*** Supplied material

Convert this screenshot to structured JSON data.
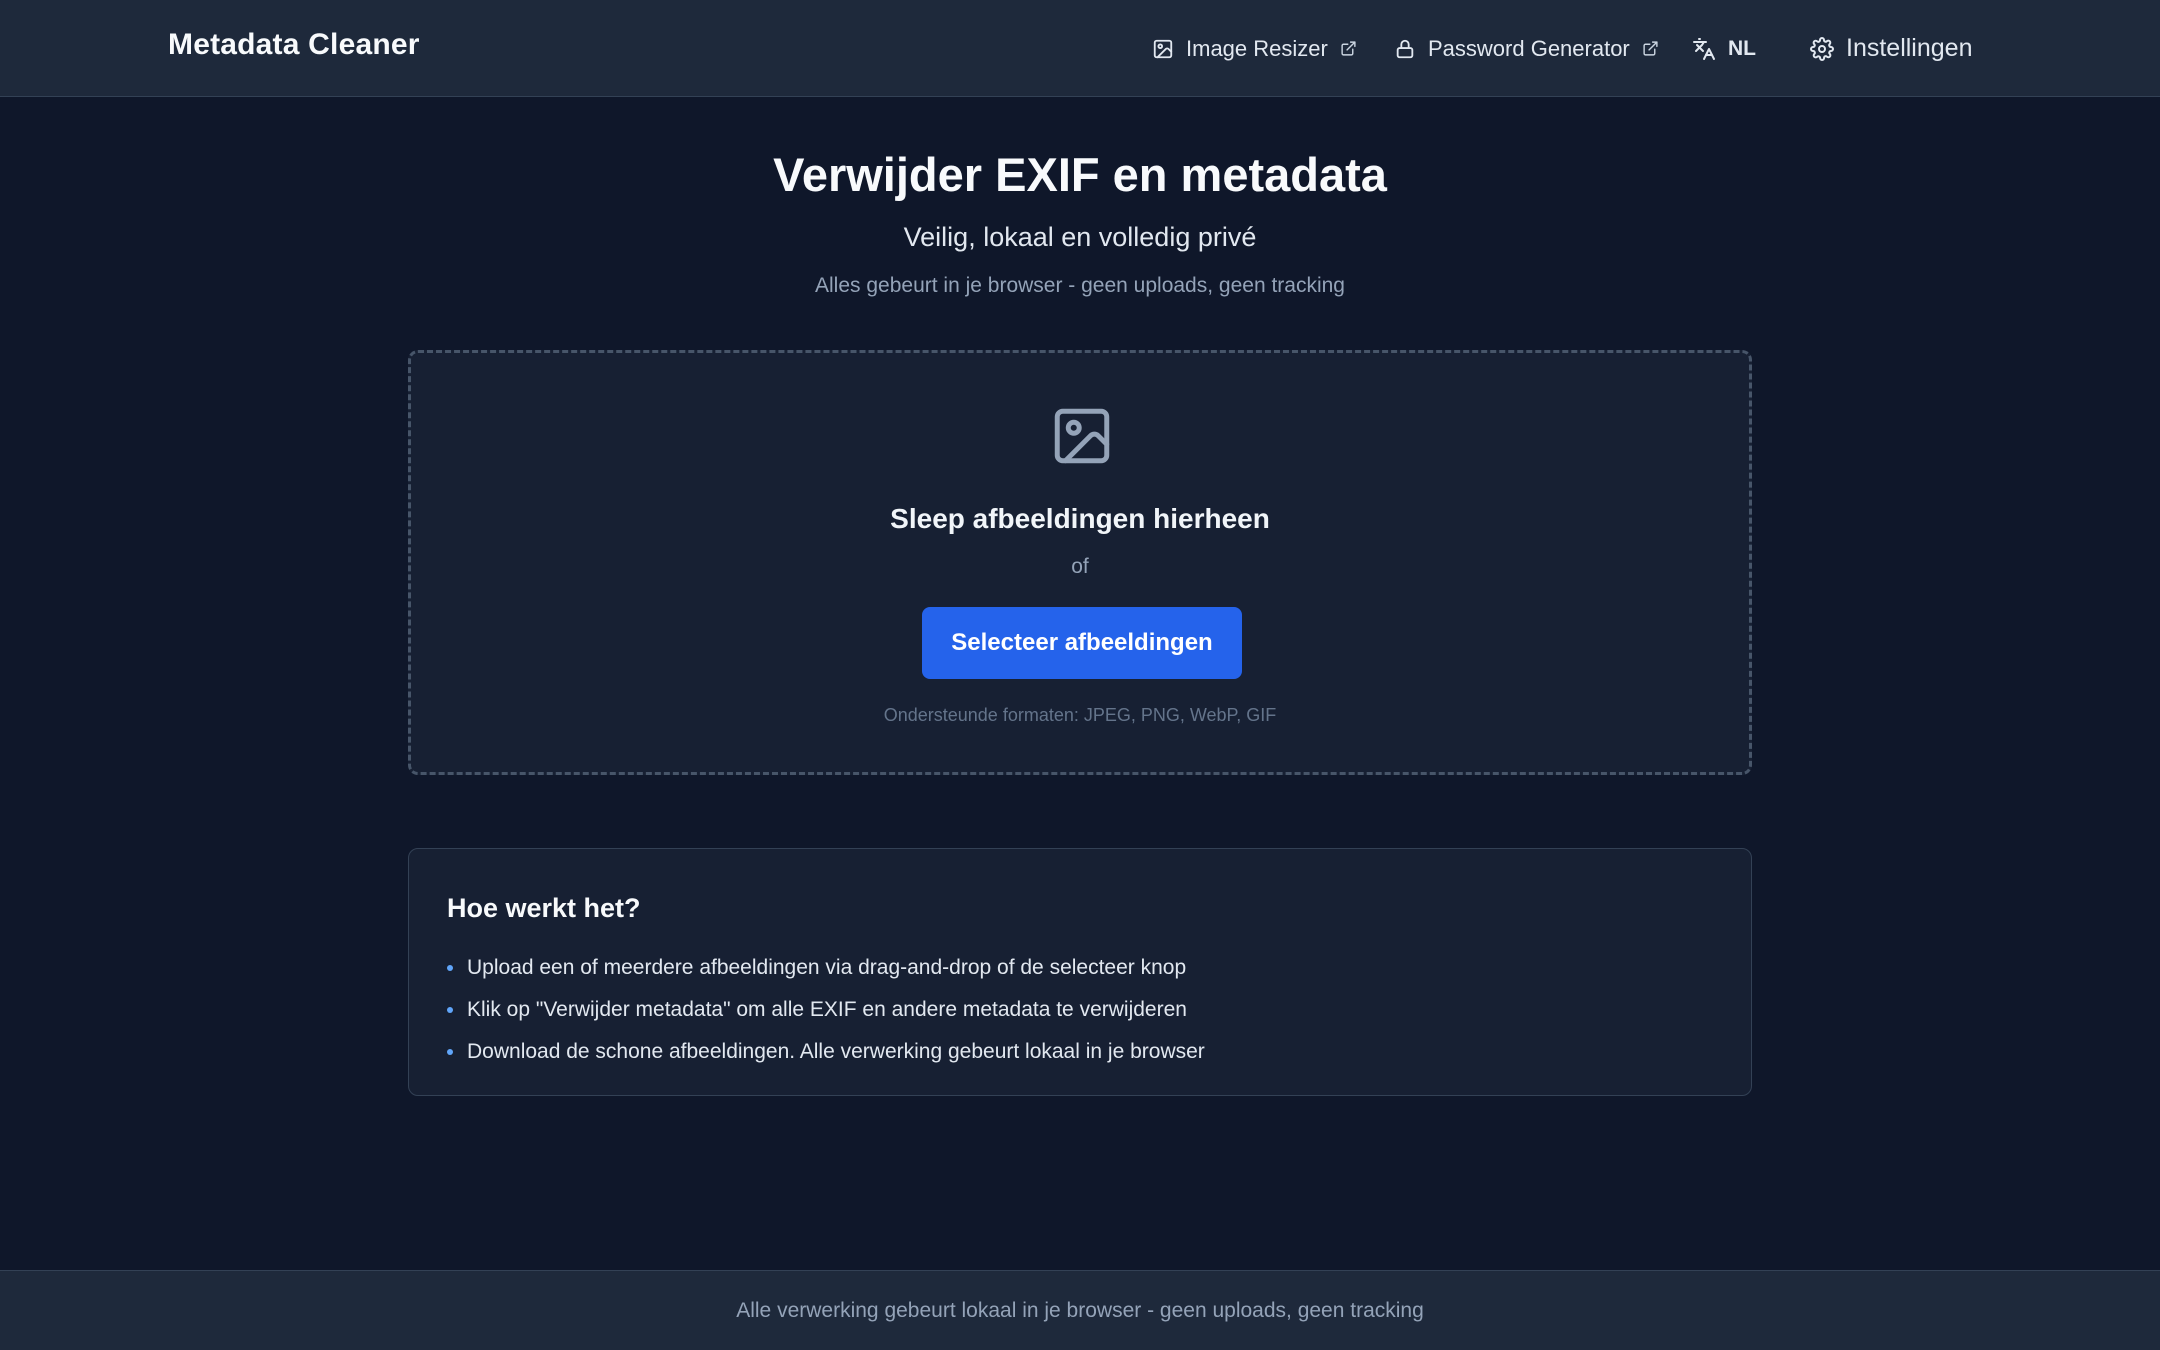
{
  "header": {
    "brand": "Metadata Cleaner",
    "nav": {
      "image_resizer": "Image Resizer",
      "password_generator": "Password Generator",
      "language": "NL",
      "settings": "Instellingen"
    }
  },
  "hero": {
    "title": "Verwijder EXIF en metadata",
    "subtitle": "Veilig, lokaal en volledig privé",
    "note": "Alles gebeurt in je browser - geen uploads, geen tracking"
  },
  "dropzone": {
    "title": "Sleep afbeeldingen hierheen",
    "or": "of",
    "button": "Selecteer afbeeldingen",
    "formats": "Ondersteunde formaten: JPEG, PNG, WebP, GIF"
  },
  "howto": {
    "title": "Hoe werkt het?",
    "items": [
      "Upload een of meerdere afbeeldingen via drag-and-drop of de selecteer knop",
      "Klik op \"Verwijder metadata\" om alle EXIF en andere metadata te verwijderen",
      "Download de schone afbeeldingen. Alle verwerking gebeurt lokaal in je browser"
    ]
  },
  "footer": {
    "text": "Alle verwerking gebeurt lokaal in je browser - geen uploads, geen tracking"
  },
  "colors": {
    "background": "#0f172a",
    "header": "#1e293b",
    "accent": "#2563eb",
    "bullet": "#60a5fa"
  },
  "icons": {
    "image_resizer": "image-icon",
    "external_link": "external-link-icon",
    "password_generator": "lock-icon",
    "language": "translate-icon",
    "settings": "gear-icon",
    "dropzone": "image-icon"
  }
}
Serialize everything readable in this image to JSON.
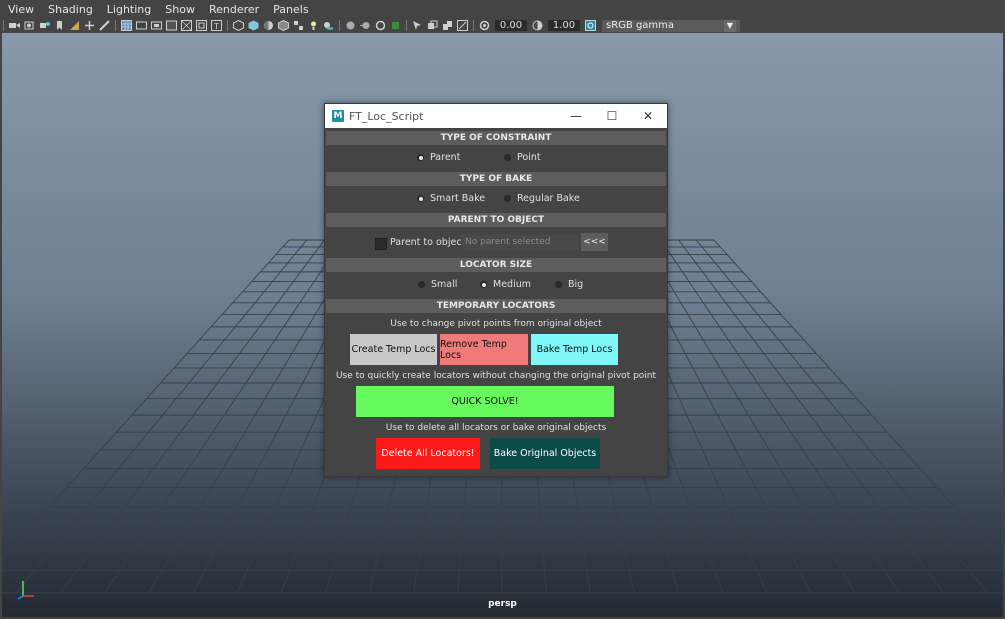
{
  "menubar": {
    "items": [
      "View",
      "Shading",
      "Lighting",
      "Show",
      "Renderer",
      "Panels"
    ]
  },
  "toolbar": {
    "exposure_value": "0.00",
    "gamma_value": "1.00",
    "color_space": "sRGB gamma",
    "dropdown_glyph": "▼"
  },
  "viewport": {
    "camera_label": "persp",
    "grid_color": "#3a3f46"
  },
  "dialog": {
    "title": "FT_Loc_Script",
    "icon_letter": "M",
    "window_controls": {
      "minimize": "—",
      "maximize": "☐",
      "close": "✕"
    },
    "constraint": {
      "header": "TYPE OF CONSTRAINT",
      "options": [
        "Parent",
        "Point"
      ],
      "selected": "Parent"
    },
    "bake": {
      "header": "TYPE OF BAKE",
      "options": [
        "Smart Bake",
        "Regular Bake"
      ],
      "selected": "Smart Bake"
    },
    "parent": {
      "header": "PARENT TO OBJECT",
      "checkbox_label": "Parent to object",
      "checked": false,
      "field_placeholder": "No parent selected",
      "pick_button": "<<<"
    },
    "locator_size": {
      "header": "LOCATOR SIZE",
      "options": [
        "Small",
        "Medium",
        "Big"
      ],
      "selected": "Medium"
    },
    "temp_locators": {
      "header": "TEMPORARY LOCATORS",
      "hint1": "Use to change pivot points from original object",
      "create_button": "Create Temp Locs",
      "remove_button": "Remove Temp Locs",
      "bake_button": "Bake Temp Locs",
      "hint2": "Use to quickly create locators without changing the original pivot point",
      "quick_solve_button": "QUICK SOLVE!",
      "hint3": "Use to delete all locators or bake original objects",
      "delete_button": "Delete All Locators!",
      "bake_original_button": "Bake Original Objects"
    },
    "colors": {
      "create": "#c8c8c8",
      "remove": "#f07a7a",
      "bake": "#7ff7f9",
      "quick_solve": "#66fa5e",
      "delete": "#ff1a1a",
      "bake_original": "#0c4c48"
    }
  }
}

******

• Problem description:
Copy the whole of the material above exactly, but not its images.

• Exercise output:
Convert this screenshot to structured JSON data.
{
  "header": {
    "brand": "Metadata Cleaner",
    "nav": {
      "image_resizer": "Image Resizer",
      "password_generator": "Password Generator",
      "language": "NL",
      "settings": "Instellingen"
    }
  },
  "hero": {
    "title": "Verwijder EXIF en metadata",
    "subtitle": "Veilig, lokaal en volledig privé",
    "note": "Alles gebeurt in je browser - geen uploads, geen tracking"
  },
  "dropzone": {
    "title": "Sleep afbeeldingen hierheen",
    "or": "of",
    "button": "Selecteer afbeeldingen",
    "formats": "Ondersteunde formaten: JPEG, PNG, WebP, GIF"
  },
  "howto": {
    "title": "Hoe werkt het?",
    "items": [
      "Upload een of meerdere afbeeldingen via drag-and-drop of de selecteer knop",
      "Klik op \"Verwijder metadata\" om alle EXIF en andere metadata te verwijderen",
      "Download de schone afbeeldingen. Alle verwerking gebeurt lokaal in je browser"
    ]
  },
  "footer": {
    "text": "Alle verwerking gebeurt lokaal in je browser - geen uploads, geen tracking"
  },
  "colors": {
    "background": "#0f172a",
    "header": "#1e293b",
    "accent": "#2563eb",
    "bullet": "#60a5fa"
  },
  "icons": {
    "image_resizer": "image-icon",
    "external_link": "external-link-icon",
    "password_generator": "lock-icon",
    "language": "translate-icon",
    "settings": "gear-icon",
    "dropzone": "image-icon"
  }
}
Serialize everything readable in this image to JSON.
{
  "menubar": {
    "items": [
      "View",
      "Shading",
      "Lighting",
      "Show",
      "Renderer",
      "Panels"
    ]
  },
  "toolbar": {
    "exposure_value": "0.00",
    "gamma_value": "1.00",
    "color_space": "sRGB gamma",
    "dropdown_glyph": "▼"
  },
  "viewport": {
    "camera_label": "persp",
    "grid_color": "#3a3f46"
  },
  "dialog": {
    "title": "FT_Loc_Script",
    "icon_letter": "M",
    "window_controls": {
      "minimize": "—",
      "maximize": "☐",
      "close": "✕"
    },
    "constraint": {
      "header": "TYPE OF CONSTRAINT",
      "options": [
        "Parent",
        "Point"
      ],
      "selected": "Parent"
    },
    "bake": {
      "header": "TYPE OF BAKE",
      "options": [
        "Smart Bake",
        "Regular Bake"
      ],
      "selected": "Smart Bake"
    },
    "parent": {
      "header": "PARENT TO OBJECT",
      "checkbox_label": "Parent to object",
      "checked": false,
      "field_placeholder": "No parent selected",
      "pick_button": "<<<"
    },
    "locator_size": {
      "header": "LOCATOR SIZE",
      "options": [
        "Small",
        "Medium",
        "Big"
      ],
      "selected": "Medium"
    },
    "temp_locators": {
      "header": "TEMPORARY LOCATORS",
      "hint1": "Use to change pivot points from original object",
      "create_button": "Create Temp Locs",
      "remove_button": "Remove Temp Locs",
      "bake_button": "Bake Temp Locs",
      "hint2": "Use to quickly create locators without changing the original pivot point",
      "quick_solve_button": "QUICK SOLVE!",
      "hint3": "Use to delete all locators or bake original objects",
      "delete_button": "Delete All Locators!",
      "bake_original_button": "Bake Original Objects"
    },
    "colors": {
      "create": "#c8c8c8",
      "remove": "#f07a7a",
      "bake": "#7ff7f9",
      "quick_solve": "#66fa5e",
      "delete": "#ff1a1a",
      "bake_original": "#0c4c48"
    }
  }
}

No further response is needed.